*What the task requires*. Translate this sentence from the passage on judicial empathy into Spanish: "As the image of a blindfolded Lady Justice suggests, the law is supposed to be blind."

---------- Text to read

Sympathy means feeling sorry for another person; empathy means feeling another person’s pain as if it was your own. In a campaign speech in 2007, Obama spelled out the case for judicial empathy: “We need somebody who’s got the heart, the empathy, to recognize what it’s like to be a young teenage mom. The empathy to understand what it’s like to be poor, or African American, or gay, or disabled, or old. And that’s the criteria by which I’m going to be selecting my judges.”
So what could possibly be wrong with that?
Plenty, say the critics. As the image of a blindfolded Lady Justice suggests, the law is supposed to be blind. Judges are to rule strictly on the basis of the evidence before them and “settled law”. In theory, it shouldn’t matter whether the defendant is rich or poor, beautiful or ugly, famous or infamous, black or white, Christian or Muslim–the law treats all defendants and plaintiffs the same.
Judges who feel either empathy or revulsion for the poor wretch quivvering before the bar of justice are departing from the strict canons of judicial objectivity. A judge, the reasoning goes, is a referee who has no interest in the final score; he just wants the players to play by the rules.
So, Texas senator, John Cornyn says that Judge Sonia Sotomayor, Obama’s choice to fill the vacancy on the Supreme Court, “must prove her commitment to impartially deciding cases based on the law, rather than based on her own personal politics, feelings, and preferences”.
Is it just me, or does this line of reasoning reminiscent of Alice in Wonderland? The Queen of hearts (a spoof on Queen Victoria) is utterly lacking in empathy: “The Queen had only one way of settling all difficulties, great or small. ‘Off with his head!’ she said, without even looking round.”

--------------------
---------- Items

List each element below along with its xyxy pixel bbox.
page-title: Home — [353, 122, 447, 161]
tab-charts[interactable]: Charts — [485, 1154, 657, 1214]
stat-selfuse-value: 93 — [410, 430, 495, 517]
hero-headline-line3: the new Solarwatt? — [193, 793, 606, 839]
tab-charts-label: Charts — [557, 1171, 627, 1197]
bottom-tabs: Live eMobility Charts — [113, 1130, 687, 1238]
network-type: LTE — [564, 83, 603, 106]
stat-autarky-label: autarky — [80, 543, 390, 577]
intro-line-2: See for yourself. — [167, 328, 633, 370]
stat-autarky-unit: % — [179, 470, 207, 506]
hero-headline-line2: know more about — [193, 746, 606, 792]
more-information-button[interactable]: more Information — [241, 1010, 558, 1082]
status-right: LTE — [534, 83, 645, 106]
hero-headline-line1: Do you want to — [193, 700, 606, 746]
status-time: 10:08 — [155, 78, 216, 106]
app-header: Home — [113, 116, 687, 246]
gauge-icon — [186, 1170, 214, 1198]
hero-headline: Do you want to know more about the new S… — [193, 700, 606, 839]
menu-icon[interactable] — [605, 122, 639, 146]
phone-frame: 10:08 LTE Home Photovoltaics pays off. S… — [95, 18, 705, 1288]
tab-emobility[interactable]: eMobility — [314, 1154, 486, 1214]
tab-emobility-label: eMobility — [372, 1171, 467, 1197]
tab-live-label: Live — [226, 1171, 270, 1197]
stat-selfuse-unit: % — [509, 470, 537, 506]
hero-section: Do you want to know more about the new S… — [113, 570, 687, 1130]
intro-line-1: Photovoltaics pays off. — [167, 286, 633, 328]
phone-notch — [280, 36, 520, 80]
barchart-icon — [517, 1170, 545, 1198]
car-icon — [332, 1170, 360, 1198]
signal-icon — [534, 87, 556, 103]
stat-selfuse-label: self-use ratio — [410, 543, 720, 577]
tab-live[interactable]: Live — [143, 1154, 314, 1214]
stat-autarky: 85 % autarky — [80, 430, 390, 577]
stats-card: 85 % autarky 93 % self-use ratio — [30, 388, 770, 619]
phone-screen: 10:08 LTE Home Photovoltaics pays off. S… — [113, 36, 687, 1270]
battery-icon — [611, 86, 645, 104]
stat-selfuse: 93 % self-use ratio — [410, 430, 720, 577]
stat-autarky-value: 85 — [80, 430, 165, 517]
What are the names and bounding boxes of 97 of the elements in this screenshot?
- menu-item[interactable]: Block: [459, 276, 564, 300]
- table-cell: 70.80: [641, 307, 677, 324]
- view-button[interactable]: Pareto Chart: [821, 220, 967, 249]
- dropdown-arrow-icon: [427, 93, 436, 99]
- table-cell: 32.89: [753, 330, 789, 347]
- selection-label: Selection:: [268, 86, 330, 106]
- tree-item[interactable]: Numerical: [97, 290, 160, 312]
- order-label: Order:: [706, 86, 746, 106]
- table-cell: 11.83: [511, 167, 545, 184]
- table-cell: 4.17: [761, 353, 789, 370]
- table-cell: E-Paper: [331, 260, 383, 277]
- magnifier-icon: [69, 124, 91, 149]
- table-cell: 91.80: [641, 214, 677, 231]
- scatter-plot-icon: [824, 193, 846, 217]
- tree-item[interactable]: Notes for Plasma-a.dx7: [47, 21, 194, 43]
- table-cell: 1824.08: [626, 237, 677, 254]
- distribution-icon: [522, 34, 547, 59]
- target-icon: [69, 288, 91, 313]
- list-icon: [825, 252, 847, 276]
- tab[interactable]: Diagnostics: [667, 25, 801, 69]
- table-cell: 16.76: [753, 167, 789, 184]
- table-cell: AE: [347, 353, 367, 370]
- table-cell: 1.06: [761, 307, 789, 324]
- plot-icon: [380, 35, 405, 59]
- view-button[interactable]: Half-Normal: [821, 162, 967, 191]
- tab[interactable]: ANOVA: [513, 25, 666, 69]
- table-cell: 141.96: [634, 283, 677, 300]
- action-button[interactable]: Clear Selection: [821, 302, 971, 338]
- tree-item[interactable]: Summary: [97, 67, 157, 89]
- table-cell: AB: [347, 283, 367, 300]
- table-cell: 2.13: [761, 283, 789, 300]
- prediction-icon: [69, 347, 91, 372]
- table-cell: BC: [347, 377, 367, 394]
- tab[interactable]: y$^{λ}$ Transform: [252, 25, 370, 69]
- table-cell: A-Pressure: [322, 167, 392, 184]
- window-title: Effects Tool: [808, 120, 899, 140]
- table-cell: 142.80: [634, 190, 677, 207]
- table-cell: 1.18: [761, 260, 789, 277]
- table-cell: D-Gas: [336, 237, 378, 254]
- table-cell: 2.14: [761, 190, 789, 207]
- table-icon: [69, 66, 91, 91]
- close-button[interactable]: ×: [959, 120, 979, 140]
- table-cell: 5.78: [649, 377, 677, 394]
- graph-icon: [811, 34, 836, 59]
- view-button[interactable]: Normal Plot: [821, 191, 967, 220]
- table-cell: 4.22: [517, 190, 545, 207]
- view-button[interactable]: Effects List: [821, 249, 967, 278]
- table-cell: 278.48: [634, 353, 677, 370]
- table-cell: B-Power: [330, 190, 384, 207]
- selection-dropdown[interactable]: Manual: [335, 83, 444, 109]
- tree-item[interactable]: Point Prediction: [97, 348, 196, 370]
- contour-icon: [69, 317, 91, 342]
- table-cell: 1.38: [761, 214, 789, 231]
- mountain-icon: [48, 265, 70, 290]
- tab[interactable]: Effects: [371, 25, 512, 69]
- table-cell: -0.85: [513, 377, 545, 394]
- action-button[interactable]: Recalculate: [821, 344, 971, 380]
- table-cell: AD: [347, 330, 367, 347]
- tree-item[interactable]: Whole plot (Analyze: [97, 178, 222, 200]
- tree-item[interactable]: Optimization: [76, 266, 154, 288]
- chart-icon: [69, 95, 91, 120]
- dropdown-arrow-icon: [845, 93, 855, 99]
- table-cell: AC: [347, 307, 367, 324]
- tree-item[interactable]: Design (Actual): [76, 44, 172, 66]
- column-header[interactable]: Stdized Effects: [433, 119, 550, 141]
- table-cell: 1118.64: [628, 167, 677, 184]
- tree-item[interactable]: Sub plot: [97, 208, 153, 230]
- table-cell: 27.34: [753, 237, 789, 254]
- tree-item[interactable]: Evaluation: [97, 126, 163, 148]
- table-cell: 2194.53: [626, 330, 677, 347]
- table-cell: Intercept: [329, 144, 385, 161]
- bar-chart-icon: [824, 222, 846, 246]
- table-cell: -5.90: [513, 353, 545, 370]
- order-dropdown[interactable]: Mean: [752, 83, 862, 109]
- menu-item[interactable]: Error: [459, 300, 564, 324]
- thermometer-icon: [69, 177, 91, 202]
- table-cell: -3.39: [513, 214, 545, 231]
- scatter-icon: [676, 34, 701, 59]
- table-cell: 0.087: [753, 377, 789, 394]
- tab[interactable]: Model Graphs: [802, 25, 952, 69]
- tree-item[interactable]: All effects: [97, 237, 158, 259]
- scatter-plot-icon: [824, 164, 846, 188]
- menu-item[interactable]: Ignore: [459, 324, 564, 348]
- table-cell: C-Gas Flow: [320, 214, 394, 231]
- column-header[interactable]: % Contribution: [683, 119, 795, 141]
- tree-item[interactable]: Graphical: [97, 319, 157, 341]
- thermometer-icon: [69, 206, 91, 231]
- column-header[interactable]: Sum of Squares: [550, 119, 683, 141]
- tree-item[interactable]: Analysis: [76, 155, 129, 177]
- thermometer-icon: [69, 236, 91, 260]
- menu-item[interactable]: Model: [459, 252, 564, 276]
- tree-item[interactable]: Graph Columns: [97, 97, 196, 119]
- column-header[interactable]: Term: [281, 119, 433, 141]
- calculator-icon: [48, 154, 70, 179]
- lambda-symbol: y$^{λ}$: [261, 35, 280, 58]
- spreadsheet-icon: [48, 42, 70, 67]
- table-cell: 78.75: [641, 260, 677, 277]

--------------------

*Final answer*. Como sugiere la imagen de la Dama de la Justicia con los ojos vendados, se supone que la ley es ciega.